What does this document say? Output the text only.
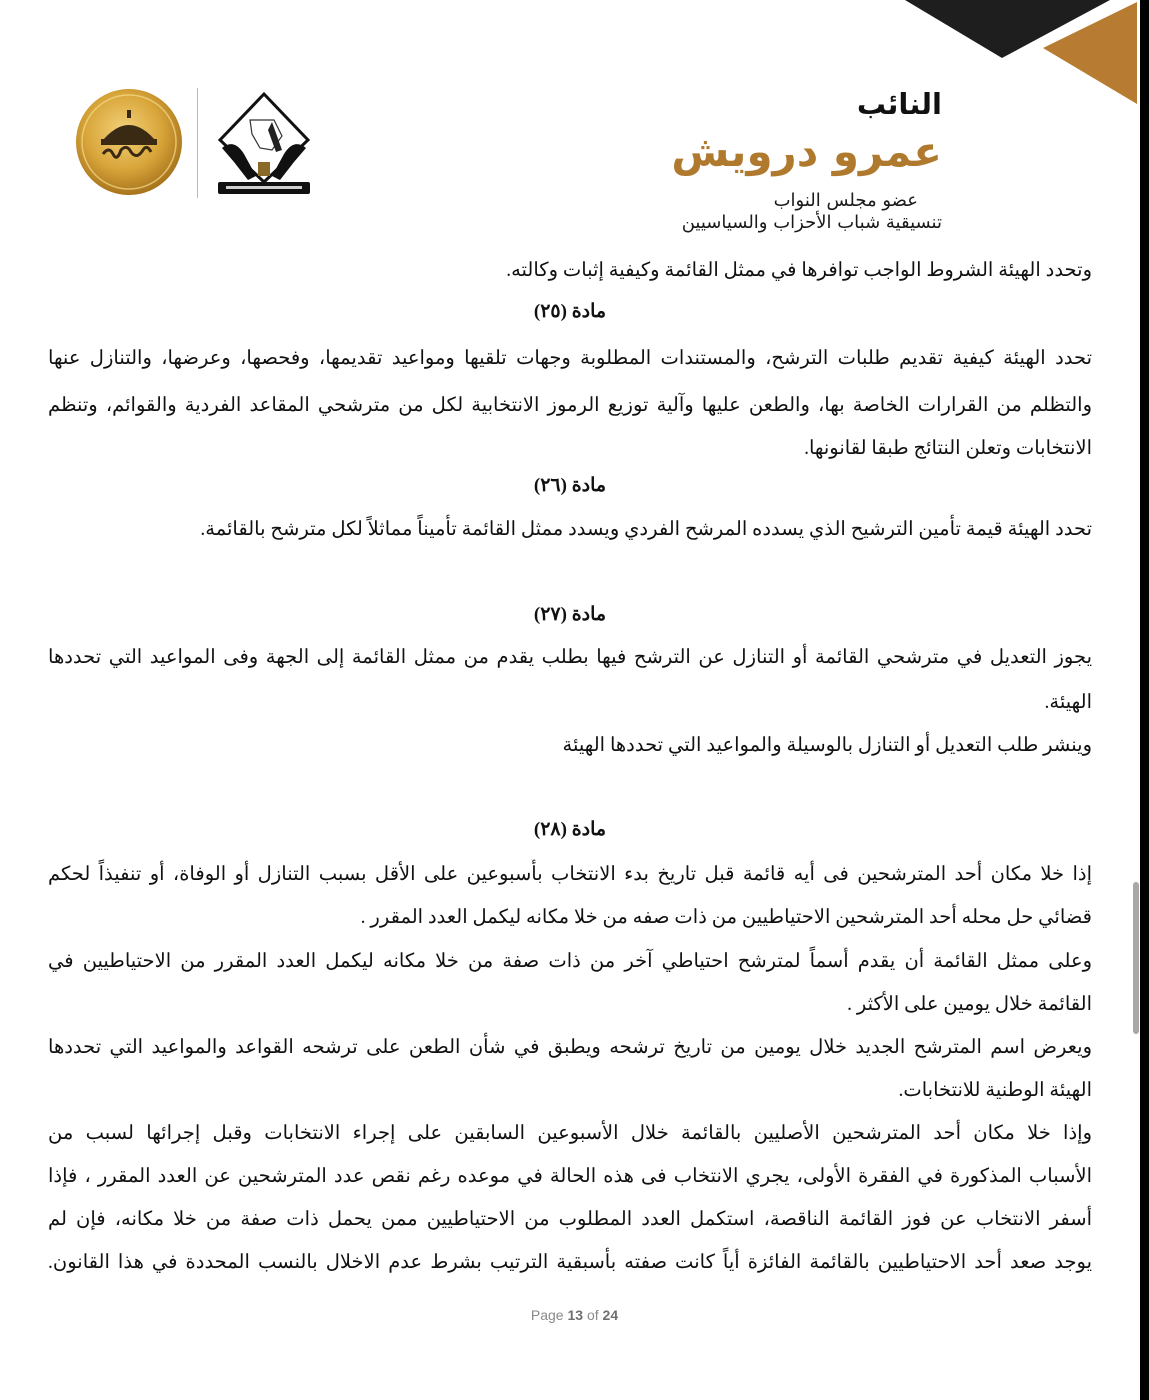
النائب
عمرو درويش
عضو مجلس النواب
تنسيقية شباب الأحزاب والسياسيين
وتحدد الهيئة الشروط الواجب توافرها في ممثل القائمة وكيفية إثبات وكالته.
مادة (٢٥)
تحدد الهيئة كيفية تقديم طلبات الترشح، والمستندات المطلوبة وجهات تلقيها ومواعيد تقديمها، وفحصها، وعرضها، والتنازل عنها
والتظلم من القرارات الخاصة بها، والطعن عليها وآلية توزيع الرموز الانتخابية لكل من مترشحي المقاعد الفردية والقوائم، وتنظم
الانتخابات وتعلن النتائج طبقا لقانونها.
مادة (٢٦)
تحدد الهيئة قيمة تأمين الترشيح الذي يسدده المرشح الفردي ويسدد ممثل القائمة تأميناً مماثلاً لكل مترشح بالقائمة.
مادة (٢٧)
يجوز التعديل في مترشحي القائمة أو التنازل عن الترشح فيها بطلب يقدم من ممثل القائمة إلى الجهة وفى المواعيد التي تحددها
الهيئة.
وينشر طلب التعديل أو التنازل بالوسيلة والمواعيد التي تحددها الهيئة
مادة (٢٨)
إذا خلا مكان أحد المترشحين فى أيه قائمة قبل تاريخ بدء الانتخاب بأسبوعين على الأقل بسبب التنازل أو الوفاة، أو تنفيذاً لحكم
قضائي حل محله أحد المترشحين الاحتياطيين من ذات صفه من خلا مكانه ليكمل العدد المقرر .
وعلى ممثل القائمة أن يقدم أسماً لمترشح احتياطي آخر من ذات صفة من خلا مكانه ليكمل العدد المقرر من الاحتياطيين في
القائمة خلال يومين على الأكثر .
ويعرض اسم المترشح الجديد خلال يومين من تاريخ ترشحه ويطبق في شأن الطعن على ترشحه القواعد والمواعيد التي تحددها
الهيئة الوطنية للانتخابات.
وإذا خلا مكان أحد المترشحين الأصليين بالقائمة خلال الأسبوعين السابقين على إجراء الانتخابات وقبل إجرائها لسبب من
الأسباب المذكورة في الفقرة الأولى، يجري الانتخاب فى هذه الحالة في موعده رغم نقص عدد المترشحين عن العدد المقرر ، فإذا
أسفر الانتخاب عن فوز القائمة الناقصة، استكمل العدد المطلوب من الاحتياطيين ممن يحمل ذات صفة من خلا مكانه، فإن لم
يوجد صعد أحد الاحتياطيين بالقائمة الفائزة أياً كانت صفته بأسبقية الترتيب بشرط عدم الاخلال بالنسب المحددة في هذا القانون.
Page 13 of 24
________________
Check each line of the records for "التي" and copy the ones that contain it.

يجوز التعديل في مترشحي القائمة أو التنازل عن الترشح فيها بطلب يقدم من ممثل القائمة إلى الجهة وفى المواعيد التي تحددها
وينشر طلب التعديل أو التنازل بالوسيلة والمواعيد التي تحددها الهيئة
ويعرض اسم المترشح الجديد خلال يومين من تاريخ ترشحه ويطبق في شأن الطعن على ترشحه القواعد والمواعيد التي تحددها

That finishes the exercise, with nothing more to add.